Give the number of lines that include the word "What", nothing more.

• Entries from a visual dataset:
━━━━━━━━

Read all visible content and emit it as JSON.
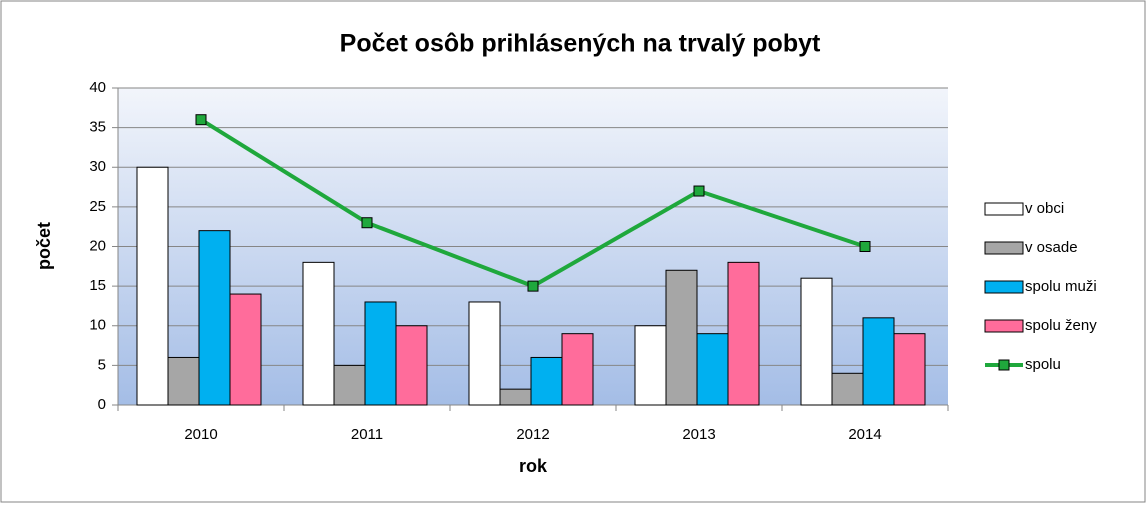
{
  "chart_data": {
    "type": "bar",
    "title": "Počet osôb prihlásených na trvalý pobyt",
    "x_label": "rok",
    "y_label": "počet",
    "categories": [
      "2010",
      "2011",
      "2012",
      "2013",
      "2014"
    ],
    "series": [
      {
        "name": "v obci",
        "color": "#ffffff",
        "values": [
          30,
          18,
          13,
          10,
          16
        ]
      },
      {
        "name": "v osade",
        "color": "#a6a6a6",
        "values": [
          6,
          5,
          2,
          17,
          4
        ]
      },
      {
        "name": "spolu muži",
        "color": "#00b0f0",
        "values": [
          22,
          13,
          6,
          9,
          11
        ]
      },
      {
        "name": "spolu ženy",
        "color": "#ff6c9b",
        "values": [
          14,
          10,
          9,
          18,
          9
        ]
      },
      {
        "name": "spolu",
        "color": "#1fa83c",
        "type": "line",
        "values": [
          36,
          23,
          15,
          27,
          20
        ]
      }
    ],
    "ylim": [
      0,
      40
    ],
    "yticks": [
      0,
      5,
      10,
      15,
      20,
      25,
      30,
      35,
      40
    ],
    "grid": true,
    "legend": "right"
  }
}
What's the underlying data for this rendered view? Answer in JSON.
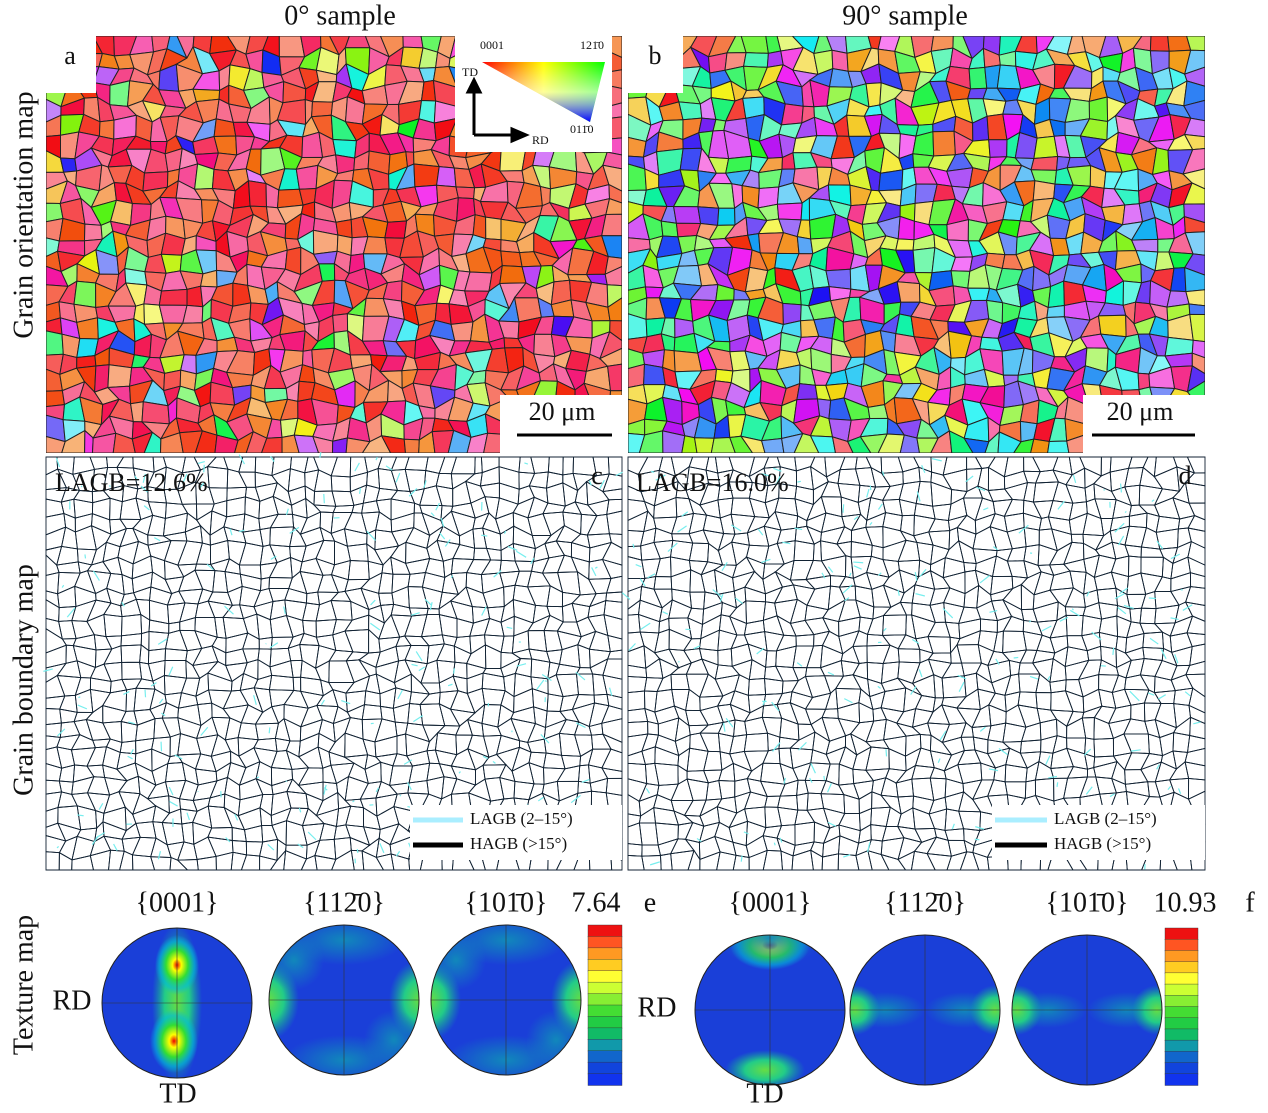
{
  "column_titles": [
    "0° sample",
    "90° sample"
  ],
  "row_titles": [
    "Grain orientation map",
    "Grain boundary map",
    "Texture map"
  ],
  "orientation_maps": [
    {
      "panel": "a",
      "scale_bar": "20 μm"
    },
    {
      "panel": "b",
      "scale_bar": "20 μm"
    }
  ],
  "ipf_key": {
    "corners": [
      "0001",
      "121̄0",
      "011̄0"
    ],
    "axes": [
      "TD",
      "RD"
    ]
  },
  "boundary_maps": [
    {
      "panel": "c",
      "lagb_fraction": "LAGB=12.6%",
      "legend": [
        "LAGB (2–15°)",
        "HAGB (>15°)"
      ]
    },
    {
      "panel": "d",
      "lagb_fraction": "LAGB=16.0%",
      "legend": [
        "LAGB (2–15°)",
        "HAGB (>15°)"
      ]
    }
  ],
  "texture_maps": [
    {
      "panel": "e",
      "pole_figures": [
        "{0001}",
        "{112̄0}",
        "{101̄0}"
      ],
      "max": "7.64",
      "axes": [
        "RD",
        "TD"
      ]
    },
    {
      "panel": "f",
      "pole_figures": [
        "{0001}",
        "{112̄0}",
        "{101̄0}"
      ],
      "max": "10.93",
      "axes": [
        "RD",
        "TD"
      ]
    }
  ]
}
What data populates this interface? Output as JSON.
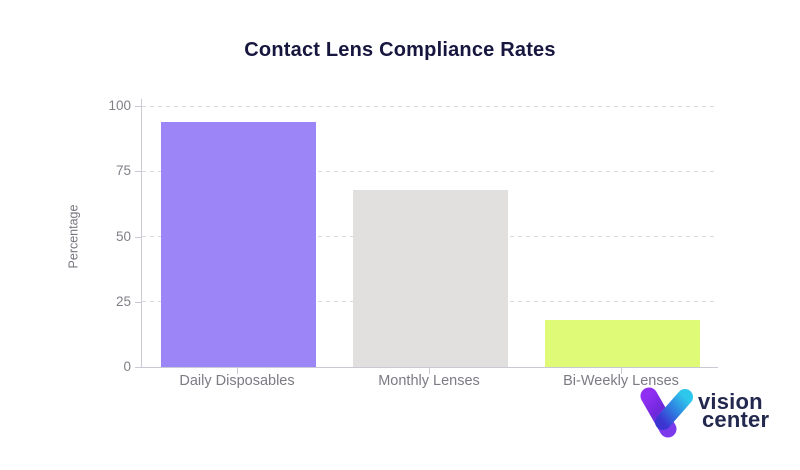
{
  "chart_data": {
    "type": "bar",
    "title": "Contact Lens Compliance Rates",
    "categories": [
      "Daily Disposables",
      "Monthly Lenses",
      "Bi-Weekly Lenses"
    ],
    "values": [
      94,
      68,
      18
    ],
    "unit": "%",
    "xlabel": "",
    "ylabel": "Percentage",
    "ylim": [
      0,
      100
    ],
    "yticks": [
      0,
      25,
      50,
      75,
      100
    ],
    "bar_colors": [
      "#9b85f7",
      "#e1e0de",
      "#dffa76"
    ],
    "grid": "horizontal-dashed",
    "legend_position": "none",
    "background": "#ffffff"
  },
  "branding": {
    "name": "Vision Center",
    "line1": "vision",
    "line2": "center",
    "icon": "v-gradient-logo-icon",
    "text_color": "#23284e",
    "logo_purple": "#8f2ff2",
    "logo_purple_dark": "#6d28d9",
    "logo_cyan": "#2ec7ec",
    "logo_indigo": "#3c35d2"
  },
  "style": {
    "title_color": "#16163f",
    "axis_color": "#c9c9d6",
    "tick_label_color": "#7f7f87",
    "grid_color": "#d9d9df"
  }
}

━━━━━━━━

• Solution for this problem:
2